Data listing:
***

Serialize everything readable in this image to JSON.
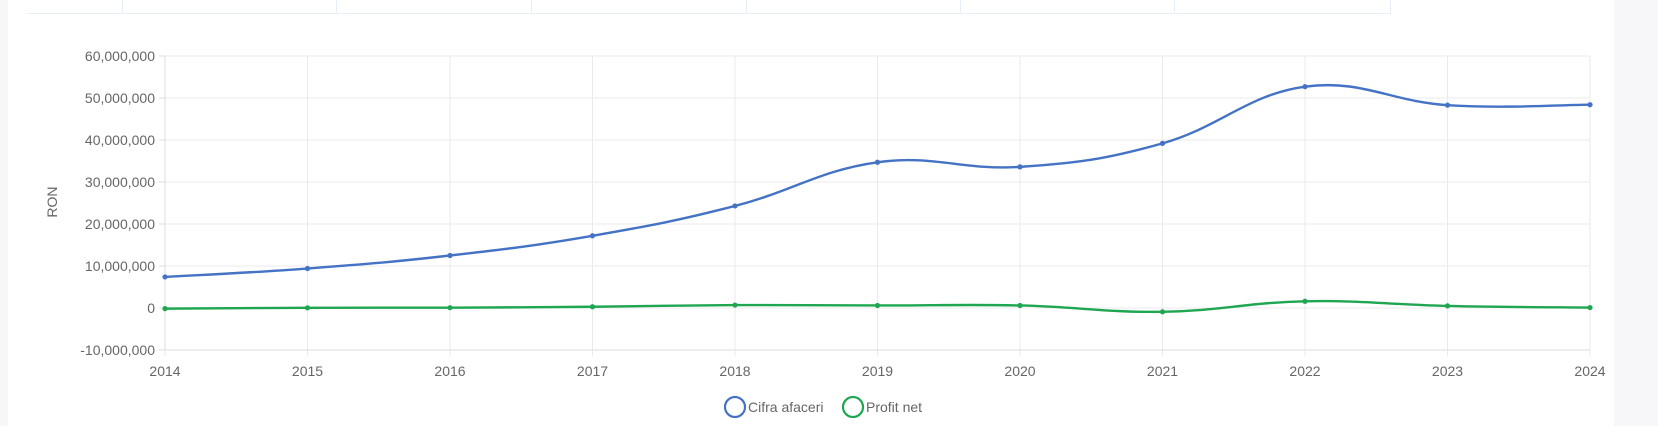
{
  "chart_data": {
    "type": "line",
    "title": "",
    "xlabel": "",
    "ylabel": "RON",
    "ylim": [
      -10000000,
      60000000
    ],
    "ytick_step": 10000000,
    "yticks": [
      "60,000,000",
      "50,000,000",
      "40,000,000",
      "30,000,000",
      "20,000,000",
      "10,000,000",
      "0",
      "-10,000,000"
    ],
    "x": [
      "2014",
      "2015",
      "2016",
      "2017",
      "2018",
      "2019",
      "2020",
      "2021",
      "2022",
      "2023",
      "2024"
    ],
    "series": [
      {
        "name": "Cifra afaceri",
        "color": "#4472c4",
        "values": [
          7400000,
          9400000,
          12500000,
          17200000,
          24300000,
          34700000,
          33600000,
          39200000,
          52700000,
          48300000,
          48400000
        ]
      },
      {
        "name": "Profit net",
        "color": "#1fa651",
        "values": [
          -150000,
          50000,
          80000,
          300000,
          700000,
          600000,
          600000,
          -900000,
          1600000,
          500000,
          100000
        ]
      }
    ],
    "grid": true,
    "legend": "bottom-center"
  }
}
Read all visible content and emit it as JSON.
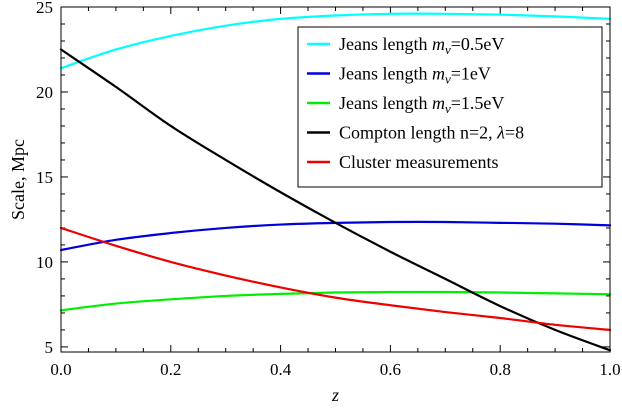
{
  "chart_data": {
    "type": "line",
    "title": "",
    "xlabel": "z",
    "ylabel": "Scale, Mpc",
    "xlim": [
      0,
      1
    ],
    "ylim": [
      4.7,
      25
    ],
    "xticks": [
      "0.0",
      "0.2",
      "0.4",
      "0.6",
      "0.8",
      "1.0"
    ],
    "xtick_values": [
      0,
      0.2,
      0.4,
      0.6,
      0.8,
      1.0
    ],
    "yticks": [
      "5",
      "10",
      "15",
      "20",
      "25"
    ],
    "ytick_values": [
      5,
      10,
      15,
      20,
      25
    ],
    "grid": false,
    "legend_position": "top-right",
    "series": [
      {
        "label_parts": [
          "Jeans length ",
          "m",
          "ν",
          "=0.5eV"
        ],
        "color": "#00ffff",
        "x": [
          0,
          0.1,
          0.2,
          0.3,
          0.4,
          0.5,
          0.6,
          0.7,
          0.8,
          0.9,
          1.0
        ],
        "y": [
          21.4,
          22.5,
          23.3,
          23.9,
          24.3,
          24.5,
          24.6,
          24.6,
          24.55,
          24.45,
          24.3
        ]
      },
      {
        "label_parts": [
          "Jeans length ",
          "m",
          "ν",
          "=1eV"
        ],
        "color": "#0000dd",
        "x": [
          0,
          0.1,
          0.2,
          0.3,
          0.4,
          0.5,
          0.6,
          0.7,
          0.8,
          0.9,
          1.0
        ],
        "y": [
          10.7,
          11.3,
          11.7,
          12.0,
          12.2,
          12.3,
          12.35,
          12.35,
          12.3,
          12.25,
          12.15
        ]
      },
      {
        "label_parts": [
          "Jeans length ",
          "m",
          "ν",
          "=1.5eV"
        ],
        "color": "#00ee00",
        "x": [
          0,
          0.1,
          0.2,
          0.3,
          0.4,
          0.5,
          0.6,
          0.7,
          0.8,
          0.9,
          1.0
        ],
        "y": [
          7.15,
          7.55,
          7.8,
          8.0,
          8.12,
          8.2,
          8.23,
          8.23,
          8.2,
          8.15,
          8.1
        ]
      },
      {
        "label_parts": [
          "Compton length n=2, ",
          "λ",
          "=8"
        ],
        "color": "#000000",
        "x": [
          0,
          0.1,
          0.2,
          0.3,
          0.4,
          0.5,
          0.6,
          0.7,
          0.8,
          0.9,
          1.0
        ],
        "y": [
          22.5,
          20.3,
          18.0,
          16.0,
          14.1,
          12.3,
          10.6,
          9.0,
          7.4,
          6.0,
          4.8
        ]
      },
      {
        "label_parts": [
          "Cluster measurements"
        ],
        "color": "#ee0000",
        "x": [
          0,
          0.1,
          0.2,
          0.3,
          0.4,
          0.5,
          0.6,
          0.7,
          0.8,
          0.9,
          1.0
        ],
        "y": [
          12.0,
          10.95,
          10.0,
          9.2,
          8.5,
          7.9,
          7.45,
          7.05,
          6.7,
          6.3,
          6.0
        ]
      }
    ]
  }
}
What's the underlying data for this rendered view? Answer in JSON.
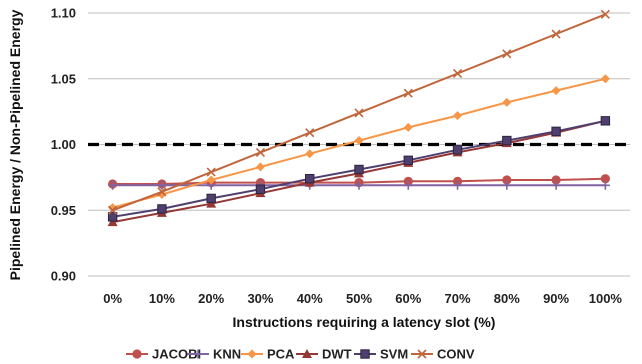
{
  "chart_data": {
    "type": "line",
    "xlabel": "Instructions requiring a latency slot (%)",
    "ylabel": "Pipelined Energy / Non-Pipelined Energy",
    "categories": [
      "0%",
      "10%",
      "20%",
      "30%",
      "40%",
      "50%",
      "60%",
      "70%",
      "80%",
      "90%",
      "100%"
    ],
    "ylim": [
      0.9,
      1.1
    ],
    "yticks": [
      "0.90",
      "0.95",
      "1.00",
      "1.05",
      "1.10"
    ],
    "grid": "horizontal",
    "legend_position": "bottom",
    "reference_line": 1.0,
    "series": [
      {
        "name": "JACOBI",
        "marker": "circle",
        "color": "#c0504d",
        "values": [
          0.97,
          0.97,
          0.971,
          0.971,
          0.971,
          0.971,
          0.972,
          0.972,
          0.973,
          0.973,
          0.974
        ]
      },
      {
        "name": "KNN",
        "marker": "plus",
        "color": "#8064a2",
        "values": [
          0.969,
          0.969,
          0.969,
          0.969,
          0.969,
          0.969,
          0.969,
          0.969,
          0.969,
          0.969,
          0.969
        ]
      },
      {
        "name": "PCA",
        "marker": "diamond",
        "color": "#f79646",
        "values": [
          0.952,
          0.962,
          0.973,
          0.983,
          0.993,
          1.003,
          1.013,
          1.022,
          1.032,
          1.041,
          1.05
        ]
      },
      {
        "name": "DWT",
        "marker": "triangle",
        "color": "#953735",
        "values": [
          0.941,
          0.948,
          0.955,
          0.963,
          0.971,
          0.978,
          0.986,
          0.994,
          1.001,
          1.009,
          1.018
        ]
      },
      {
        "name": "SVM",
        "marker": "square",
        "color": "#4f3f6e",
        "values": [
          0.945,
          0.951,
          0.959,
          0.966,
          0.974,
          0.981,
          0.988,
          0.996,
          1.003,
          1.01,
          1.018
        ]
      },
      {
        "name": "CONV",
        "marker": "x",
        "color": "#c0653a",
        "values": [
          0.95,
          0.964,
          0.979,
          0.994,
          1.009,
          1.024,
          1.039,
          1.054,
          1.069,
          1.084,
          1.099
        ]
      }
    ]
  }
}
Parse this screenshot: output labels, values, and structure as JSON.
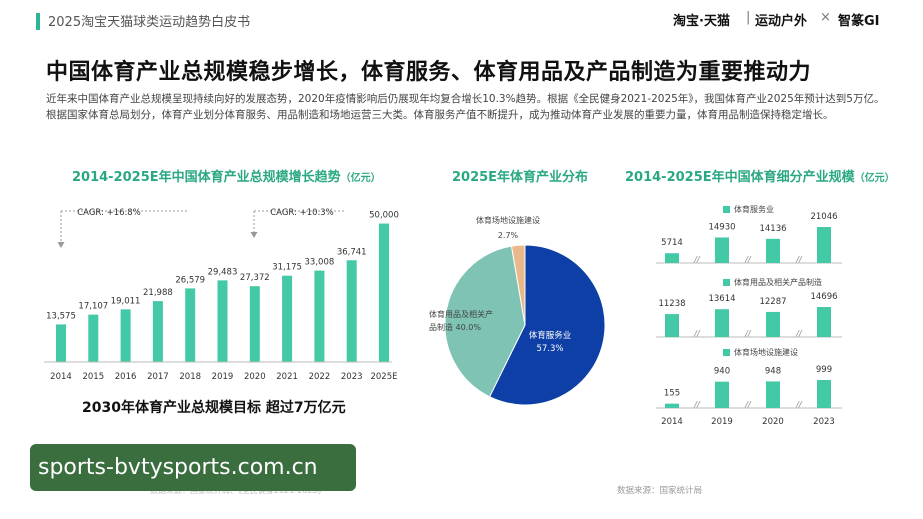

***

▶ Challenge
Go through the entries above and output them exactly, without pictures.

▶ Output below
Serialize everything readable in this image to JSON.
{
  "chart_data": {
    "type": "line",
    "title": "",
    "xlabel": "",
    "ylabel": "RON",
    "ylim": [
      -10000000,
      60000000
    ],
    "ytick_step": 10000000,
    "yticks": [
      "60,000,000",
      "50,000,000",
      "40,000,000",
      "30,000,000",
      "20,000,000",
      "10,000,000",
      "0",
      "-10,000,000"
    ],
    "x": [
      "2014",
      "2015",
      "2016",
      "2017",
      "2018",
      "2019",
      "2020",
      "2021",
      "2022",
      "2023",
      "2024"
    ],
    "series": [
      {
        "name": "Cifra afaceri",
        "color": "#4472c4",
        "values": [
          7400000,
          9400000,
          12500000,
          17200000,
          24300000,
          34700000,
          33600000,
          39200000,
          52700000,
          48300000,
          48400000
        ]
      },
      {
        "name": "Profit net",
        "color": "#1fa651",
        "values": [
          -150000,
          50000,
          80000,
          300000,
          700000,
          600000,
          600000,
          -900000,
          1600000,
          500000,
          100000
        ]
      }
    ],
    "grid": true,
    "legend": "bottom-center"
  }
}
Read all visible content and emit it as JSON.
{
  "chart_data": {
    "type": "line",
    "title": "",
    "xlabel": "z",
    "ylabel": "Scale, Mpc",
    "xlim": [
      0,
      1
    ],
    "ylim": [
      4.7,
      25
    ],
    "xticks": [
      "0.0",
      "0.2",
      "0.4",
      "0.6",
      "0.8",
      "1.0"
    ],
    "xtick_values": [
      0,
      0.2,
      0.4,
      0.6,
      0.8,
      1.0
    ],
    "yticks": [
      "5",
      "10",
      "15",
      "20",
      "25"
    ],
    "ytick_values": [
      5,
      10,
      15,
      20,
      25
    ],
    "grid": false,
    "legend_position": "top-right",
    "series": [
      {
        "label_parts": [
          "Jeans length ",
          "m",
          "ν",
          "=0.5eV"
        ],
        "color": "#00ffff",
        "x": [
          0,
          0.1,
          0.2,
          0.3,
          0.4,
          0.5,
          0.6,
          0.7,
          0.8,
          0.9,
          1.0
        ],
        "y": [
          21.4,
          22.5,
          23.3,
          23.9,
          24.3,
          24.5,
          24.6,
          24.6,
          24.55,
          24.45,
          24.3
        ]
      },
      {
        "label_parts": [
          "Jeans length ",
          "m",
          "ν",
          "=1eV"
        ],
        "color": "#0000dd",
        "x": [
          0,
          0.1,
          0.2,
          0.3,
          0.4,
          0.5,
          0.6,
          0.7,
          0.8,
          0.9,
          1.0
        ],
        "y": [
          10.7,
          11.3,
          11.7,
          12.0,
          12.2,
          12.3,
          12.35,
          12.35,
          12.3,
          12.25,
          12.15
        ]
      },
      {
        "label_parts": [
          "Jeans length ",
          "m",
          "ν",
          "=1.5eV"
        ],
        "color": "#00ee00",
        "x": [
          0,
          0.1,
          0.2,
          0.3,
          0.4,
          0.5,
          0.6,
          0.7,
          0.8,
          0.9,
          1.0
        ],
        "y": [
          7.15,
          7.55,
          7.8,
          8.0,
          8.12,
          8.2,
          8.23,
          8.23,
          8.2,
          8.15,
          8.1
        ]
      },
      {
        "label_parts": [
          "Compton length n=2, ",
          "λ",
          "=8"
        ],
        "color": "#000000",
        "x": [
          0,
          0.1,
          0.2,
          0.3,
          0.4,
          0.5,
          0.6,
          0.7,
          0.8,
          0.9,
          1.0
        ],
        "y": [
          22.5,
          20.3,
          18.0,
          16.0,
          14.1,
          12.3,
          10.6,
          9.0,
          7.4,
          6.0,
          4.8
        ]
      },
      {
        "label_parts": [
          "Cluster measurements"
        ],
        "color": "#ee0000",
        "x": [
          0,
          0.1,
          0.2,
          0.3,
          0.4,
          0.5,
          0.6,
          0.7,
          0.8,
          0.9,
          1.0
        ],
        "y": [
          12.0,
          10.95,
          10.0,
          9.2,
          8.5,
          7.9,
          7.45,
          7.05,
          6.7,
          6.3,
          6.0
        ]
      }
    ]
  }
}
What's the underlying data for this rendered view? Answer in JSON.
{
  "chart_data": {
    "type": "line",
    "xlabel": "Instructions requiring a latency slot (%)",
    "ylabel": "Pipelined Energy / Non-Pipelined Energy",
    "categories": [
      "0%",
      "10%",
      "20%",
      "30%",
      "40%",
      "50%",
      "60%",
      "70%",
      "80%",
      "90%",
      "100%"
    ],
    "ylim": [
      0.9,
      1.1
    ],
    "yticks": [
      "0.90",
      "0.95",
      "1.00",
      "1.05",
      "1.10"
    ],
    "grid": "horizontal",
    "legend_position": "bottom",
    "reference_line": 1.0,
    "series": [
      {
        "name": "JACOBI",
        "marker": "circle",
        "color": "#c0504d",
        "values": [
          0.97,
          0.97,
          0.971,
          0.971,
          0.971,
          0.971,
          0.972,
          0.972,
          0.973,
          0.973,
          0.974
        ]
      },
      {
        "name": "KNN",
        "marker": "plus",
        "color": "#8064a2",
        "values": [
          0.969,
          0.969,
          0.969,
          0.969,
          0.969,
          0.969,
          0.969,
          0.969,
          0.969,
          0.969,
          0.969
        ]
      },
      {
        "name": "PCA",
        "marker": "diamond",
        "color": "#f79646",
        "values": [
          0.952,
          0.962,
          0.973,
          0.983,
          0.993,
          1.003,
          1.013,
          1.022,
          1.032,
          1.041,
          1.05
        ]
      },
      {
        "name": "DWT",
        "marker": "triangle",
        "color": "#953735",
        "values": [
          0.941,
          0.948,
          0.955,
          0.963,
          0.971,
          0.978,
          0.986,
          0.994,
          1.001,
          1.009,
          1.018
        ]
      },
      {
        "name": "SVM",
        "marker": "square",
        "color": "#4f3f6e",
        "values": [
          0.945,
          0.951,
          0.959,
          0.966,
          0.974,
          0.981,
          0.988,
          0.996,
          1.003,
          1.01,
          1.018
        ]
      },
      {
        "name": "CONV",
        "marker": "x",
        "color": "#c0653a",
        "values": [
          0.95,
          0.964,
          0.979,
          0.994,
          1.009,
          1.024,
          1.039,
          1.054,
          1.069,
          1.084,
          1.099
        ]
      }
    ]
  }
}
Parse this screenshot: output labels, values, and structure as JSON.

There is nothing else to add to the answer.